(Figure record extracts)
((

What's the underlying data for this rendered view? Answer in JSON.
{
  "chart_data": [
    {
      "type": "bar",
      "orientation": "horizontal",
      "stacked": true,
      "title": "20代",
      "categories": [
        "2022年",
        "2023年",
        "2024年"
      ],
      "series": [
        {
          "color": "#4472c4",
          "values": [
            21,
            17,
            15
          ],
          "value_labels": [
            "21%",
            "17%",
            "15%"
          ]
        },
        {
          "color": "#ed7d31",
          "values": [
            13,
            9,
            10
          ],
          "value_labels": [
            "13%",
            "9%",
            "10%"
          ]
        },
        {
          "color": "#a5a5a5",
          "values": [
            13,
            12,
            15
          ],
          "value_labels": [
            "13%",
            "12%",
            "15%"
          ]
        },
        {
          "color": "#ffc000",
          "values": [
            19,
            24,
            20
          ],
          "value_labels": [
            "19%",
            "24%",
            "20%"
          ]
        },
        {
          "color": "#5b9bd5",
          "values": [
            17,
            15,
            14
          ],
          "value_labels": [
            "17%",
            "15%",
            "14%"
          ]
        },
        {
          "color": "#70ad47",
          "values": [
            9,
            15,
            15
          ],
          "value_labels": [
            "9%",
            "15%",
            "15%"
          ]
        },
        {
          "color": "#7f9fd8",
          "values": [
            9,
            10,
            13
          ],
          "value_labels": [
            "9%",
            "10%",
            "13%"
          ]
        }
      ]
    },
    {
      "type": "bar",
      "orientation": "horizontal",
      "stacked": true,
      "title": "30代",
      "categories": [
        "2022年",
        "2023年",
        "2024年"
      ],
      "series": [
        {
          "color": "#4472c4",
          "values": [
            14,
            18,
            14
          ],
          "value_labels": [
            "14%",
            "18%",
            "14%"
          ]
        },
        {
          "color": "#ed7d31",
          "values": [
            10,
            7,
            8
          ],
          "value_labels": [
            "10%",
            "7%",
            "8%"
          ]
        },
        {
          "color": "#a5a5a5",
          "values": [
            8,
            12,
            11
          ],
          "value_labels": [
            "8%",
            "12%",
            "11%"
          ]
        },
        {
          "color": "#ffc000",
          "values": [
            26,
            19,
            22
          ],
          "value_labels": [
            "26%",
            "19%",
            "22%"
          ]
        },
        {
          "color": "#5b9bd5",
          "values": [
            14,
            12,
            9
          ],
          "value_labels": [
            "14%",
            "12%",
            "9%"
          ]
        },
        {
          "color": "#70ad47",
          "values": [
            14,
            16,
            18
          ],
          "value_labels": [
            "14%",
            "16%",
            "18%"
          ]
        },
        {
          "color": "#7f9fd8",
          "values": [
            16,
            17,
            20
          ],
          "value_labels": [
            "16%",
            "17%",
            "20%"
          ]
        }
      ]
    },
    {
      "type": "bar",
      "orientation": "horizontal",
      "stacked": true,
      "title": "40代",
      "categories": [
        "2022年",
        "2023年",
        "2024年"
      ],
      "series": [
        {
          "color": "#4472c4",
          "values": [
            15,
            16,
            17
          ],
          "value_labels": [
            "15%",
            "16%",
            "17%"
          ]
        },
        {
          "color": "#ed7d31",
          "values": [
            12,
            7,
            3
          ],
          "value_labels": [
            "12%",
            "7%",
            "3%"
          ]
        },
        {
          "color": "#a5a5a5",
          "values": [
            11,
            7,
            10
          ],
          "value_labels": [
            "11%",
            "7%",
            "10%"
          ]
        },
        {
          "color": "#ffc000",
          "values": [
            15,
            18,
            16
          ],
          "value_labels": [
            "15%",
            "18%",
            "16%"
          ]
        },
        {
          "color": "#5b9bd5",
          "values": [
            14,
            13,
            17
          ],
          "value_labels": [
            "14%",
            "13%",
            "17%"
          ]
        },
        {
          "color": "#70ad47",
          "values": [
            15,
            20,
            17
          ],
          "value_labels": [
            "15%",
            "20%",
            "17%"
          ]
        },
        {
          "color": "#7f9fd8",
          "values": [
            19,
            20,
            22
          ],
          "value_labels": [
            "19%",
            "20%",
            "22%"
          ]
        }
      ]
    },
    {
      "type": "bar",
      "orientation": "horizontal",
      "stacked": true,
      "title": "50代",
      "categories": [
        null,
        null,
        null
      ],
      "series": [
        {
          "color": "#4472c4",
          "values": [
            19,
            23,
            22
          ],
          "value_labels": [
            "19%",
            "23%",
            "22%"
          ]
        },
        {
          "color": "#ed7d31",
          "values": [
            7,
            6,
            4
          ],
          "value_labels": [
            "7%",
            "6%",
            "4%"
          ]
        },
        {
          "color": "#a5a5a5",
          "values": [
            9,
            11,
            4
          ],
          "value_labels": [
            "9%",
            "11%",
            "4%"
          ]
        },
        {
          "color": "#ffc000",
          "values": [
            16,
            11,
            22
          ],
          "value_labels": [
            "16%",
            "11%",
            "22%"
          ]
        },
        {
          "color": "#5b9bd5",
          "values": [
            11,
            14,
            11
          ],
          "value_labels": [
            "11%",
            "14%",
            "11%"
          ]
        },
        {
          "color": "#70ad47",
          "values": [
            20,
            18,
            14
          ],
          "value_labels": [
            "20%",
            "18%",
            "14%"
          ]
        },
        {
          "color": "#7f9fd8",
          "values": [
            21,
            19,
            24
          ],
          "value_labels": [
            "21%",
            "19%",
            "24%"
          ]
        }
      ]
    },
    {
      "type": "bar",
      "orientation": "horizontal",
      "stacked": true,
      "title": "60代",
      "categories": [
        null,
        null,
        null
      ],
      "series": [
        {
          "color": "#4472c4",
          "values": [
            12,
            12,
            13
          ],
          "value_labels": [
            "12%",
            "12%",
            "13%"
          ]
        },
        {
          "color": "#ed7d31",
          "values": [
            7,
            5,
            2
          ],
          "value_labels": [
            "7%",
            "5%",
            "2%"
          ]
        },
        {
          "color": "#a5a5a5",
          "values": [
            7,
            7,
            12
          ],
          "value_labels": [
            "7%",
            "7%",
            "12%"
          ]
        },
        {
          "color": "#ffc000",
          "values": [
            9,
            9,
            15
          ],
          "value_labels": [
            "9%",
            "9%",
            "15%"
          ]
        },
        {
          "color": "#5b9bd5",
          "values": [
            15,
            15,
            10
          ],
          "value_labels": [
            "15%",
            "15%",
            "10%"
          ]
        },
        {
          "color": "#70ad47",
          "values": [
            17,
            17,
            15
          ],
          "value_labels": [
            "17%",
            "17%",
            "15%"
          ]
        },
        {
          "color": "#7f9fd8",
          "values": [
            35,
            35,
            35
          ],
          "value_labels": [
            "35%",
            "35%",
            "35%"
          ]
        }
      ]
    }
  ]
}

))

* TO DO: Reproduce the listing in full. Keep it exactly as written.

* RESULT OF THE TASK:
What's the underlying data for this rendered view? Answer in JSON.
{
  "chart_data": [
    {
      "type": "bar",
      "orientation": "horizontal",
      "stacked": true,
      "title": "20代",
      "categories": [
        "2022年",
        "2023年",
        "2024年"
      ],
      "series": [
        {
          "color": "#4472c4",
          "values": [
            21,
            17,
            15
          ],
          "value_labels": [
            "21%",
            "17%",
            "15%"
          ]
        },
        {
          "color": "#ed7d31",
          "values": [
            13,
            9,
            10
          ],
          "value_labels": [
            "13%",
            "9%",
            "10%"
          ]
        },
        {
          "color": "#a5a5a5",
          "values": [
            13,
            12,
            15
          ],
          "value_labels": [
            "13%",
            "12%",
            "15%"
          ]
        },
        {
          "color": "#ffc000",
          "values": [
            19,
            24,
            20
          ],
          "value_labels": [
            "19%",
            "24%",
            "20%"
          ]
        },
        {
          "color": "#5b9bd5",
          "values": [
            17,
            15,
            14
          ],
          "value_labels": [
            "17%",
            "15%",
            "14%"
          ]
        },
        {
          "color": "#70ad47",
          "values": [
            9,
            15,
            15
          ],
          "value_labels": [
            "9%",
            "15%",
            "15%"
          ]
        },
        {
          "color": "#7f9fd8",
          "values": [
            9,
            10,
            13
          ],
          "value_labels": [
            "9%",
            "10%",
            "13%"
          ]
        }
      ]
    },
    {
      "type": "bar",
      "orientation": "horizontal",
      "stacked": true,
      "title": "30代",
      "categories": [
        "2022年",
        "2023年",
        "2024年"
      ],
      "series": [
        {
          "color": "#4472c4",
          "values": [
            14,
            18,
            14
          ],
          "value_labels": [
            "14%",
            "18%",
            "14%"
          ]
        },
        {
          "color": "#ed7d31",
          "values": [
            10,
            7,
            8
          ],
          "value_labels": [
            "10%",
            "7%",
            "8%"
          ]
        },
        {
          "color": "#a5a5a5",
          "values": [
            8,
            12,
            11
          ],
          "value_labels": [
            "8%",
            "12%",
            "11%"
          ]
        },
        {
          "color": "#ffc000",
          "values": [
            26,
            19,
            22
          ],
          "value_labels": [
            "26%",
            "19%",
            "22%"
          ]
        },
        {
          "color": "#5b9bd5",
          "values": [
            14,
            12,
            9
          ],
          "value_labels": [
            "14%",
            "12%",
            "9%"
          ]
        },
        {
          "color": "#70ad47",
          "values": [
            14,
            16,
            18
          ],
          "value_labels": [
            "14%",
            "16%",
            "18%"
          ]
        },
        {
          "color": "#7f9fd8",
          "values": [
            16,
            17,
            20
          ],
          "value_labels": [
            "16%",
            "17%",
            "20%"
          ]
        }
      ]
    },
    {
      "type": "bar",
      "orientation": "horizontal",
      "stacked": true,
      "title": "40代",
      "categories": [
        "2022年",
        "2023年",
        "2024年"
      ],
      "series": [
        {
          "color": "#4472c4",
          "values": [
            15,
            16,
            17
          ],
          "value_labels": [
            "15%",
            "16%",
            "17%"
          ]
        },
        {
          "color": "#ed7d31",
          "values": [
            12,
            7,
            3
          ],
          "value_labels": [
            "12%",
            "7%",
            "3%"
          ]
        },
        {
          "color": "#a5a5a5",
          "values": [
            11,
            7,
            10
          ],
          "value_labels": [
            "11%",
            "7%",
            "10%"
          ]
        },
        {
          "color": "#ffc000",
          "values": [
            15,
            18,
            16
          ],
          "value_labels": [
            "15%",
            "18%",
            "16%"
          ]
        },
        {
          "color": "#5b9bd5",
          "values": [
            14,
            13,
            17
          ],
          "value_labels": [
            "14%",
            "13%",
            "17%"
          ]
        },
        {
          "color": "#70ad47",
          "values": [
            15,
            20,
            17
          ],
          "value_labels": [
            "15%",
            "20%",
            "17%"
          ]
        },
        {
          "color": "#7f9fd8",
          "values": [
            19,
            20,
            22
          ],
          "value_labels": [
            "19%",
            "20%",
            "22%"
          ]
        }
      ]
    },
    {
      "type": "bar",
      "orientation": "horizontal",
      "stacked": true,
      "title": "50代",
      "categories": [
        null,
        null,
        null
      ],
      "series": [
        {
          "color": "#4472c4",
          "values": [
            19,
            23,
            22
          ],
          "value_labels": [
            "19%",
            "23%",
            "22%"
          ]
        },
        {
          "color": "#ed7d31",
          "values": [
            7,
            6,
            4
          ],
          "value_labels": [
            "7%",
            "6%",
            "4%"
          ]
        },
        {
          "color": "#a5a5a5",
          "values": [
            9,
            11,
            4
          ],
          "value_labels": [
            "9%",
            "11%",
            "4%"
          ]
        },
        {
          "color": "#ffc000",
          "values": [
            16,
            11,
            22
          ],
          "value_labels": [
            "16%",
            "11%",
            "22%"
          ]
        },
        {
          "color": "#5b9bd5",
          "values": [
            11,
            14,
            11
          ],
          "value_labels": [
            "11%",
            "14%",
            "11%"
          ]
        },
        {
          "color": "#70ad47",
          "values": [
            20,
            18,
            14
          ],
          "value_labels": [
            "20%",
            "18%",
            "14%"
          ]
        },
        {
          "color": "#7f9fd8",
          "values": [
            21,
            19,
            24
          ],
          "value_labels": [
            "21%",
            "19%",
            "24%"
          ]
        }
      ]
    },
    {
      "type": "bar",
      "orientation": "horizontal",
      "stacked": true,
      "title": "60代",
      "categories": [
        null,
        null,
        null
      ],
      "series": [
        {
          "color": "#4472c4",
          "values": [
            12,
            12,
            13
          ],
          "value_labels": [
            "12%",
            "12%",
            "13%"
          ]
        },
        {
          "color": "#ed7d31",
          "values": [
            7,
            5,
            2
          ],
          "value_labels": [
            "7%",
            "5%",
            "2%"
          ]
        },
        {
          "color": "#a5a5a5",
          "values": [
            7,
            7,
            12
          ],
          "value_labels": [
            "7%",
            "7%",
            "12%"
          ]
        },
        {
          "color": "#ffc000",
          "values": [
            9,
            9,
            15
          ],
          "value_labels": [
            "9%",
            "9%",
            "15%"
          ]
        },
        {
          "color": "#5b9bd5",
          "values": [
            15,
            15,
            10
          ],
          "value_labels": [
            "15%",
            "15%",
            "10%"
          ]
        },
        {
          "color": "#70ad47",
          "values": [
            17,
            17,
            15
          ],
          "value_labels": [
            "17%",
            "17%",
            "15%"
          ]
        },
        {
          "color": "#7f9fd8",
          "values": [
            35,
            35,
            35
          ],
          "value_labels": [
            "35%",
            "35%",
            "35%"
          ]
        }
      ]
    }
  ]
}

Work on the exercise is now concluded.